--- TASK STATEMENT ---
Repeat what the lines below say, word for word, and skip every image.

========

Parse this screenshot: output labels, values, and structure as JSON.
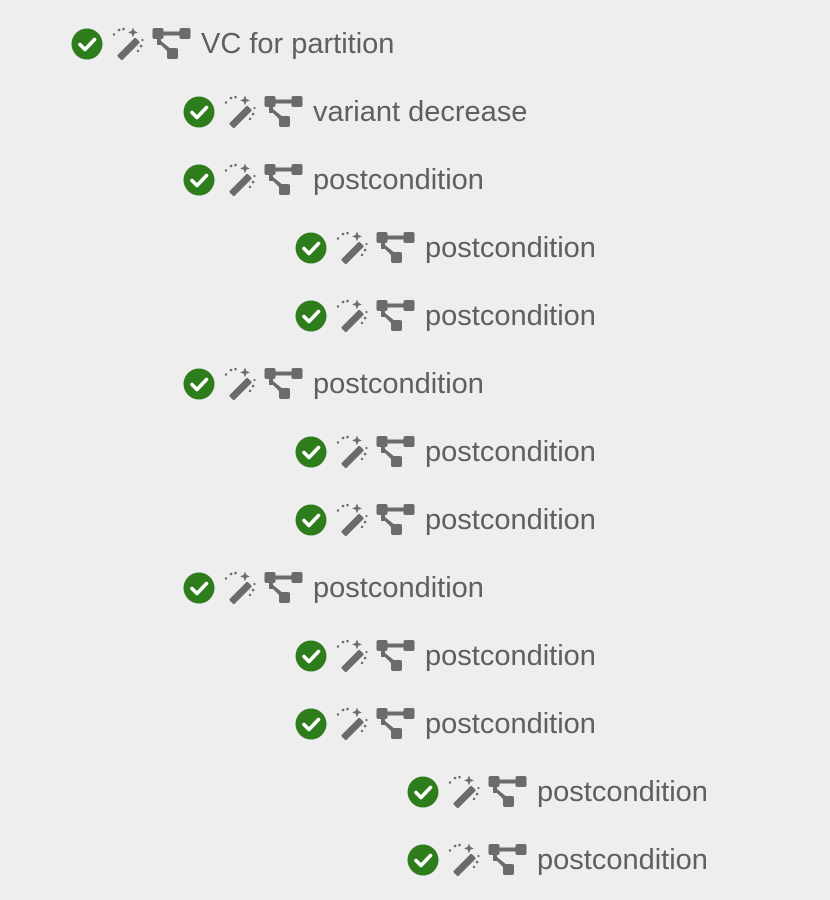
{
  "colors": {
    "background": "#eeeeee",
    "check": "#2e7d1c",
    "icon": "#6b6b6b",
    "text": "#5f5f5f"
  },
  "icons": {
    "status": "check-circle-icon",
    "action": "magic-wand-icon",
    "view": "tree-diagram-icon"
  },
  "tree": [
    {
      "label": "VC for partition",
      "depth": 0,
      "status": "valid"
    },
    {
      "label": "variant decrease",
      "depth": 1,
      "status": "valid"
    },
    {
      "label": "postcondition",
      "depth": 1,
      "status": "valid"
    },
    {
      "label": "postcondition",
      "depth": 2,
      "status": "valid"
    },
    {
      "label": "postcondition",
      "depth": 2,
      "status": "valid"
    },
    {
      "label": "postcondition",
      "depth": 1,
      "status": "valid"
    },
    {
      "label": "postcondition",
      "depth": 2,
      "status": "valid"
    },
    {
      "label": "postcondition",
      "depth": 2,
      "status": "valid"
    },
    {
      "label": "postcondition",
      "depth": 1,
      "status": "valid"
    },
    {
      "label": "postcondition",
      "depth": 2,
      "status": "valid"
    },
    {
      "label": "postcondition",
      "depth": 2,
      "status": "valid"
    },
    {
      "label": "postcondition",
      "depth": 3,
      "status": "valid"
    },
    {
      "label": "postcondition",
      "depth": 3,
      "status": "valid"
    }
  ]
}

========

--- EXERCISE ANSWER ---
Parse this screenshot: output labels, values, and structure as JSON.
{
  "colors": {
    "background": "#eeeeee",
    "check": "#2e7d1c",
    "icon": "#6b6b6b",
    "text": "#5f5f5f"
  },
  "icons": {
    "status": "check-circle-icon",
    "action": "magic-wand-icon",
    "view": "tree-diagram-icon"
  },
  "tree": [
    {
      "label": "VC for partition",
      "depth": 0,
      "status": "valid"
    },
    {
      "label": "variant decrease",
      "depth": 1,
      "status": "valid"
    },
    {
      "label": "postcondition",
      "depth": 1,
      "status": "valid"
    },
    {
      "label": "postcondition",
      "depth": 2,
      "status": "valid"
    },
    {
      "label": "postcondition",
      "depth": 2,
      "status": "valid"
    },
    {
      "label": "postcondition",
      "depth": 1,
      "status": "valid"
    },
    {
      "label": "postcondition",
      "depth": 2,
      "status": "valid"
    },
    {
      "label": "postcondition",
      "depth": 2,
      "status": "valid"
    },
    {
      "label": "postcondition",
      "depth": 1,
      "status": "valid"
    },
    {
      "label": "postcondition",
      "depth": 2,
      "status": "valid"
    },
    {
      "label": "postcondition",
      "depth": 2,
      "status": "valid"
    },
    {
      "label": "postcondition",
      "depth": 3,
      "status": "valid"
    },
    {
      "label": "postcondition",
      "depth": 3,
      "status": "valid"
    }
  ]
}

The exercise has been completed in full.